→ **Brief**
Restate the records below word for word, and omit the images they hold.

→ **Excerpted records**

[start]

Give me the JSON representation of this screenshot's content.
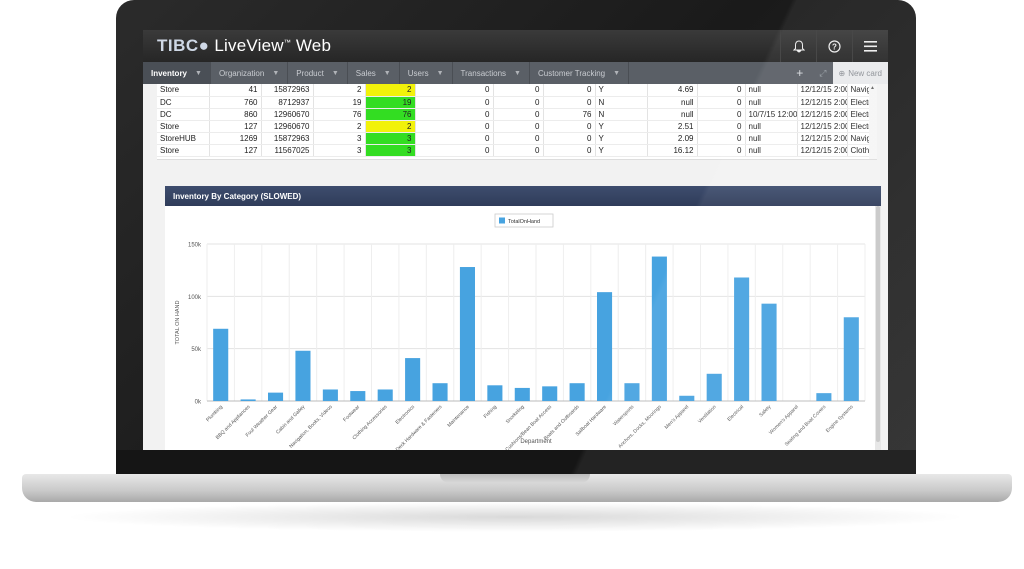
{
  "app": {
    "brand_prefix": "TIBC",
    "brand_mark": "●",
    "brand_name": "LiveView",
    "brand_tm": "™",
    "brand_suffix": "Web"
  },
  "header_icons": [
    "bell-icon",
    "help-icon",
    "menu-icon"
  ],
  "tabs": [
    {
      "label": "Inventory",
      "active": true
    },
    {
      "label": "Organization"
    },
    {
      "label": "Product"
    },
    {
      "label": "Sales"
    },
    {
      "label": "Users"
    },
    {
      "label": "Transactions"
    },
    {
      "label": "Customer Tracking"
    }
  ],
  "tab_actions": {
    "add": "+",
    "new_card": "New card"
  },
  "table": {
    "rows": [
      [
        "Store",
        "41",
        "15872963",
        "2",
        "2",
        "0",
        "0",
        "0",
        "Y",
        "4.69",
        "0",
        "null",
        "12/12/15 2:00",
        "Navigation, Bo"
      ],
      [
        "DC",
        "760",
        "8712937",
        "19",
        "19",
        "0",
        "0",
        "0",
        "N",
        "null",
        "0",
        "null",
        "12/12/15 2:00",
        "Electronics"
      ],
      [
        "DC",
        "860",
        "12960670",
        "76",
        "76",
        "0",
        "0",
        "76",
        "N",
        "null",
        "0",
        "10/7/15 12:00",
        "12/12/15 2:00",
        "Electronics"
      ],
      [
        "Store",
        "127",
        "12960670",
        "2",
        "2",
        "0",
        "0",
        "0",
        "Y",
        "2.51",
        "0",
        "null",
        "12/12/15 2:00",
        "Electronics"
      ],
      [
        "StoreHUB",
        "1269",
        "15872963",
        "3",
        "3",
        "0",
        "0",
        "0",
        "Y",
        "2.09",
        "0",
        "null",
        "12/12/15 2:00",
        "Navigation, Bo"
      ],
      [
        "Store",
        "127",
        "11567025",
        "3",
        "3",
        "0",
        "0",
        "0",
        "Y",
        "16.12",
        "0",
        "null",
        "12/12/15 2:00",
        "Clothing Acces"
      ]
    ],
    "highlight": [
      "green",
      "green",
      "green",
      "yellow",
      "green",
      "green"
    ],
    "highlight_top": [
      "yellow",
      "green",
      "green",
      "yellow",
      "green",
      "green"
    ]
  },
  "chart_card": {
    "title": "Inventory By Category (SLOWED)"
  },
  "chart_data": {
    "type": "bar",
    "title": "",
    "legend": "TotalOnHand",
    "legend_position": "top-center",
    "xlabel": "Department",
    "ylabel": "TOTAL ON HAND",
    "ylim": [
      0,
      150000
    ],
    "yticks": [
      "0k",
      "50k",
      "100k",
      "150k"
    ],
    "bar_color": "#47a3e0",
    "grid": true,
    "categories": [
      "Plumbing",
      "BBQ and Appliances",
      "Foul Weather Gear",
      "Cabin and Galley",
      "Navigation, Books, Videos",
      "Footwear",
      "Clothing Accessories",
      "Electronics",
      "Deck Hardware & Fasteners",
      "Maintenance",
      "Fishing",
      "Snorkeling",
      "Cushions/Bean Boat Access",
      "Boats and Outboards",
      "Sailboat Hardware",
      "Watersports",
      "Anchors, Docks, Moorings",
      "Men's Apparel",
      "Ventilation",
      "Electrical",
      "Safety",
      "Women's Apparel",
      "Seating and Boat Covers",
      "Engine Systems"
    ],
    "values": [
      69000,
      1500,
      8000,
      48000,
      11000,
      9500,
      11000,
      41000,
      17000,
      128000,
      15000,
      12500,
      14000,
      17000,
      104000,
      17000,
      138000,
      5000,
      26000,
      118000,
      93000,
      0,
      7500,
      80000
    ]
  }
}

[end]

→ **Task result**
Give me the JSON representation of this screenshot's content.
{
  "app": {
    "brand_prefix": "TIBC",
    "brand_mark": "●",
    "brand_name": "LiveView",
    "brand_tm": "™",
    "brand_suffix": "Web"
  },
  "header_icons": [
    "bell-icon",
    "help-icon",
    "menu-icon"
  ],
  "tabs": [
    {
      "label": "Inventory",
      "active": true
    },
    {
      "label": "Organization"
    },
    {
      "label": "Product"
    },
    {
      "label": "Sales"
    },
    {
      "label": "Users"
    },
    {
      "label": "Transactions"
    },
    {
      "label": "Customer Tracking"
    }
  ],
  "tab_actions": {
    "add": "+",
    "new_card": "New card"
  },
  "table": {
    "rows": [
      [
        "Store",
        "41",
        "15872963",
        "2",
        "2",
        "0",
        "0",
        "0",
        "Y",
        "4.69",
        "0",
        "null",
        "12/12/15 2:00",
        "Navigation, Bo"
      ],
      [
        "DC",
        "760",
        "8712937",
        "19",
        "19",
        "0",
        "0",
        "0",
        "N",
        "null",
        "0",
        "null",
        "12/12/15 2:00",
        "Electronics"
      ],
      [
        "DC",
        "860",
        "12960670",
        "76",
        "76",
        "0",
        "0",
        "76",
        "N",
        "null",
        "0",
        "10/7/15 12:00",
        "12/12/15 2:00",
        "Electronics"
      ],
      [
        "Store",
        "127",
        "12960670",
        "2",
        "2",
        "0",
        "0",
        "0",
        "Y",
        "2.51",
        "0",
        "null",
        "12/12/15 2:00",
        "Electronics"
      ],
      [
        "StoreHUB",
        "1269",
        "15872963",
        "3",
        "3",
        "0",
        "0",
        "0",
        "Y",
        "2.09",
        "0",
        "null",
        "12/12/15 2:00",
        "Navigation, Bo"
      ],
      [
        "Store",
        "127",
        "11567025",
        "3",
        "3",
        "0",
        "0",
        "0",
        "Y",
        "16.12",
        "0",
        "null",
        "12/12/15 2:00",
        "Clothing Acces"
      ]
    ],
    "highlight": [
      "green",
      "green",
      "green",
      "yellow",
      "green",
      "green"
    ],
    "highlight_top": [
      "yellow",
      "green",
      "green",
      "yellow",
      "green",
      "green"
    ]
  },
  "chart_card": {
    "title": "Inventory By Category (SLOWED)"
  },
  "chart_data": {
    "type": "bar",
    "title": "",
    "legend": "TotalOnHand",
    "legend_position": "top-center",
    "xlabel": "Department",
    "ylabel": "TOTAL ON HAND",
    "ylim": [
      0,
      150000
    ],
    "yticks": [
      "0k",
      "50k",
      "100k",
      "150k"
    ],
    "bar_color": "#47a3e0",
    "grid": true,
    "categories": [
      "Plumbing",
      "BBQ and Appliances",
      "Foul Weather Gear",
      "Cabin and Galley",
      "Navigation, Books, Videos",
      "Footwear",
      "Clothing Accessories",
      "Electronics",
      "Deck Hardware & Fasteners",
      "Maintenance",
      "Fishing",
      "Snorkeling",
      "Cushions/Bean Boat Access",
      "Boats and Outboards",
      "Sailboat Hardware",
      "Watersports",
      "Anchors, Docks, Moorings",
      "Men's Apparel",
      "Ventilation",
      "Electrical",
      "Safety",
      "Women's Apparel",
      "Seating and Boat Covers",
      "Engine Systems"
    ],
    "values": [
      69000,
      1500,
      8000,
      48000,
      11000,
      9500,
      11000,
      41000,
      17000,
      128000,
      15000,
      12500,
      14000,
      17000,
      104000,
      17000,
      138000,
      5000,
      26000,
      118000,
      93000,
      0,
      7500,
      80000
    ]
  }
}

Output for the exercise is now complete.